[Dataset listings of figures]
#####

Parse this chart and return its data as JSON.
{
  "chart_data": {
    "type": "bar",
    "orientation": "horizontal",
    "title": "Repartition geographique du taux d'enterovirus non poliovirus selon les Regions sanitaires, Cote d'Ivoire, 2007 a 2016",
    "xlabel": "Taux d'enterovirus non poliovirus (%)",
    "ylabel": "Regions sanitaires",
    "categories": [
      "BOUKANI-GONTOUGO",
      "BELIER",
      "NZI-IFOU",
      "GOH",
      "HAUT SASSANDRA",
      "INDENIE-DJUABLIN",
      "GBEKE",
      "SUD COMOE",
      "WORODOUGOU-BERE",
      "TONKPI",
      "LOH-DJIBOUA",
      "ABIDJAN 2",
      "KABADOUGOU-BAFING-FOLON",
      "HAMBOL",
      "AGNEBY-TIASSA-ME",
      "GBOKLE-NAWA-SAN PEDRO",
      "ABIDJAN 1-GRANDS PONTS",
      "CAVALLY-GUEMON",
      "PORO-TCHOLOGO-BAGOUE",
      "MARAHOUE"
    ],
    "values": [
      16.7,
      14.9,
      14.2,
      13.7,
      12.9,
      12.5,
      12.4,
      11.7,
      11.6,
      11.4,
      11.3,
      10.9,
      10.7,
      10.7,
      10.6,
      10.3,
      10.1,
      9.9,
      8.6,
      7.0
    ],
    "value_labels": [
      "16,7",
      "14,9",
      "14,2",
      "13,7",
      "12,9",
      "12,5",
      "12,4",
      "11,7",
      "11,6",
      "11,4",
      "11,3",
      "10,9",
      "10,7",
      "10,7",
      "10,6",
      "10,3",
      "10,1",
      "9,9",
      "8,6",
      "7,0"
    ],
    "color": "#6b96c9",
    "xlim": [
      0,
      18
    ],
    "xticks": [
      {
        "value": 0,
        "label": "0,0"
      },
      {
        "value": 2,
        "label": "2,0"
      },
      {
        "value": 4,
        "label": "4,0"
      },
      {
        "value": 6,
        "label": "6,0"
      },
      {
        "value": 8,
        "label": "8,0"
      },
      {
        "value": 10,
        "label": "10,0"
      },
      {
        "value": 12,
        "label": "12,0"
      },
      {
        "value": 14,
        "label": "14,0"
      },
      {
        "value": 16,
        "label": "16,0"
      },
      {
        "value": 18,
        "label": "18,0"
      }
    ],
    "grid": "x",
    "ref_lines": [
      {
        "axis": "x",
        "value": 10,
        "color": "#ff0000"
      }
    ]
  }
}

#####

[WHAT IS REQUIRED]: Exact copies of every record are required, so retype them in full.

[ANSWER TO THE EXERCISE]:
Parse this chart and return its data as JSON.
{
  "chart_data": {
    "type": "bar",
    "orientation": "horizontal",
    "title": "Repartition geographique du taux d'enterovirus non poliovirus selon les Regions sanitaires, Cote d'Ivoire, 2007 a 2016",
    "xlabel": "Taux d'enterovirus non poliovirus (%)",
    "ylabel": "Regions sanitaires",
    "categories": [
      "BOUKANI-GONTOUGO",
      "BELIER",
      "NZI-IFOU",
      "GOH",
      "HAUT SASSANDRA",
      "INDENIE-DJUABLIN",
      "GBEKE",
      "SUD COMOE",
      "WORODOUGOU-BERE",
      "TONKPI",
      "LOH-DJIBOUA",
      "ABIDJAN 2",
      "KABADOUGOU-BAFING-FOLON",
      "HAMBOL",
      "AGNEBY-TIASSA-ME",
      "GBOKLE-NAWA-SAN PEDRO",
      "ABIDJAN 1-GRANDS PONTS",
      "CAVALLY-GUEMON",
      "PORO-TCHOLOGO-BAGOUE",
      "MARAHOUE"
    ],
    "values": [
      16.7,
      14.9,
      14.2,
      13.7,
      12.9,
      12.5,
      12.4,
      11.7,
      11.6,
      11.4,
      11.3,
      10.9,
      10.7,
      10.7,
      10.6,
      10.3,
      10.1,
      9.9,
      8.6,
      7.0
    ],
    "value_labels": [
      "16,7",
      "14,9",
      "14,2",
      "13,7",
      "12,9",
      "12,5",
      "12,4",
      "11,7",
      "11,6",
      "11,4",
      "11,3",
      "10,9",
      "10,7",
      "10,7",
      "10,6",
      "10,3",
      "10,1",
      "9,9",
      "8,6",
      "7,0"
    ],
    "color": "#6b96c9",
    "xlim": [
      0,
      18
    ],
    "xticks": [
      {
        "value": 0,
        "label": "0,0"
      },
      {
        "value": 2,
        "label": "2,0"
      },
      {
        "value": 4,
        "label": "4,0"
      },
      {
        "value": 6,
        "label": "6,0"
      },
      {
        "value": 8,
        "label": "8,0"
      },
      {
        "value": 10,
        "label": "10,0"
      },
      {
        "value": 12,
        "label": "12,0"
      },
      {
        "value": 14,
        "label": "14,0"
      },
      {
        "value": 16,
        "label": "16,0"
      },
      {
        "value": 18,
        "label": "18,0"
      }
    ],
    "grid": "x",
    "ref_lines": [
      {
        "axis": "x",
        "value": 10,
        "color": "#ff0000"
      }
    ]
  }
}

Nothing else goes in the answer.